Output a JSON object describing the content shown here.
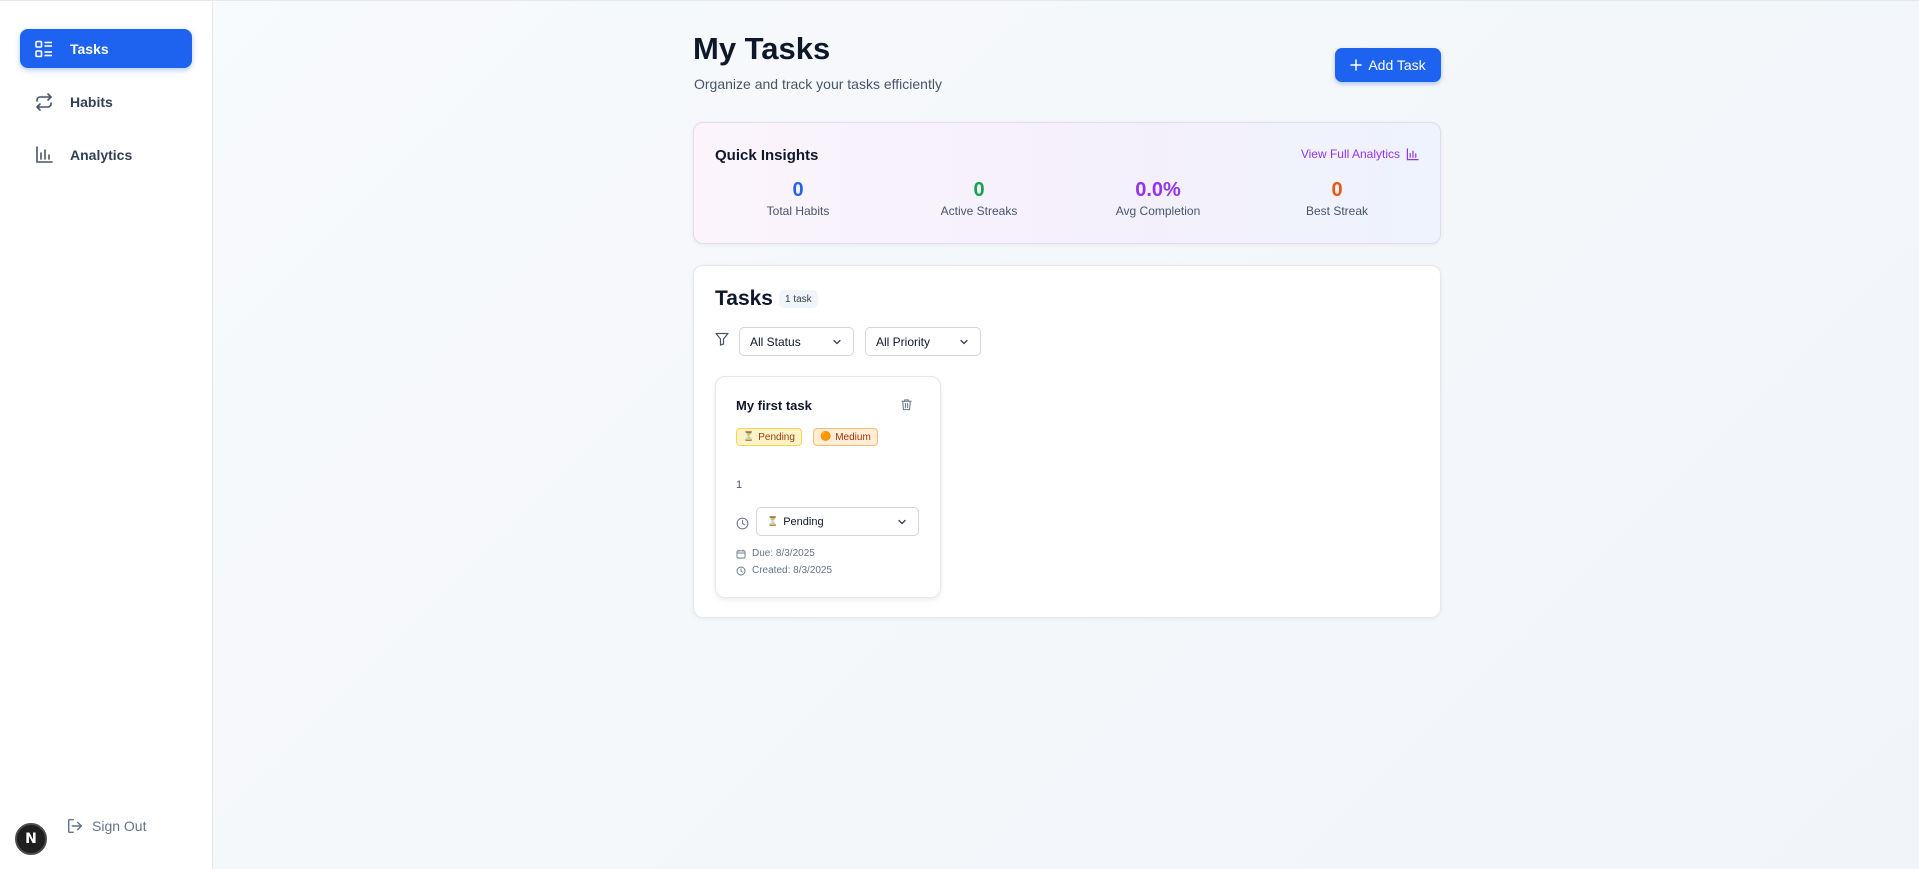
{
  "sidebar": {
    "items": [
      {
        "label": "Tasks",
        "icon": "list-icon",
        "active": true
      },
      {
        "label": "Habits",
        "icon": "repeat-icon",
        "active": false
      },
      {
        "label": "Analytics",
        "icon": "bar-chart-icon",
        "active": false
      }
    ],
    "sign_out_label": "Sign Out",
    "avatar_letter": "N"
  },
  "header": {
    "title": "My Tasks",
    "subtitle": "Organize and track your tasks efficiently",
    "add_task_label": "Add Task"
  },
  "insights": {
    "title": "Quick Insights",
    "link_label": "View Full Analytics",
    "stats": [
      {
        "value": "0",
        "label": "Total Habits",
        "color": "#2563eb"
      },
      {
        "value": "0",
        "label": "Active Streaks",
        "color": "#16a34a"
      },
      {
        "value": "0.0%",
        "label": "Avg Completion",
        "color": "#9333ea"
      },
      {
        "value": "0",
        "label": "Best Streak",
        "color": "#ea580c"
      }
    ]
  },
  "tasks": {
    "title": "Tasks",
    "count_badge": "1 task",
    "filters": {
      "status_value": "All Status",
      "priority_value": "All Priority"
    },
    "items": [
      {
        "name": "My first task",
        "status_badge": "Pending",
        "status_badge_emoji": "⏳",
        "priority_badge": "Medium",
        "priority_badge_emoji": "🟠",
        "description": "1",
        "status_select_value": "Pending",
        "status_select_emoji": "⏳",
        "due": "Due: 8/3/2025",
        "created": "Created: 8/3/2025"
      }
    ]
  },
  "colors": {
    "primary": "#1d63f0",
    "insights_link": "#9333ea"
  }
}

++++

### [YOUR OBJECTIVE]
Output the material word for word, omitting its pictures.

### [SOLUTION TO THIS TASK]
Output a JSON object describing the content shown here.
{
  "sidebar": {
    "items": [
      {
        "label": "Tasks",
        "icon": "list-icon",
        "active": true
      },
      {
        "label": "Habits",
        "icon": "repeat-icon",
        "active": false
      },
      {
        "label": "Analytics",
        "icon": "bar-chart-icon",
        "active": false
      }
    ],
    "sign_out_label": "Sign Out",
    "avatar_letter": "N"
  },
  "header": {
    "title": "My Tasks",
    "subtitle": "Organize and track your tasks efficiently",
    "add_task_label": "Add Task"
  },
  "insights": {
    "title": "Quick Insights",
    "link_label": "View Full Analytics",
    "stats": [
      {
        "value": "0",
        "label": "Total Habits",
        "color": "#2563eb"
      },
      {
        "value": "0",
        "label": "Active Streaks",
        "color": "#16a34a"
      },
      {
        "value": "0.0%",
        "label": "Avg Completion",
        "color": "#9333ea"
      },
      {
        "value": "0",
        "label": "Best Streak",
        "color": "#ea580c"
      }
    ]
  },
  "tasks": {
    "title": "Tasks",
    "count_badge": "1 task",
    "filters": {
      "status_value": "All Status",
      "priority_value": "All Priority"
    },
    "items": [
      {
        "name": "My first task",
        "status_badge": "Pending",
        "status_badge_emoji": "⏳",
        "priority_badge": "Medium",
        "priority_badge_emoji": "🟠",
        "description": "1",
        "status_select_value": "Pending",
        "status_select_emoji": "⏳",
        "due": "Due: 8/3/2025",
        "created": "Created: 8/3/2025"
      }
    ]
  },
  "colors": {
    "primary": "#1d63f0",
    "insights_link": "#9333ea"
  }
}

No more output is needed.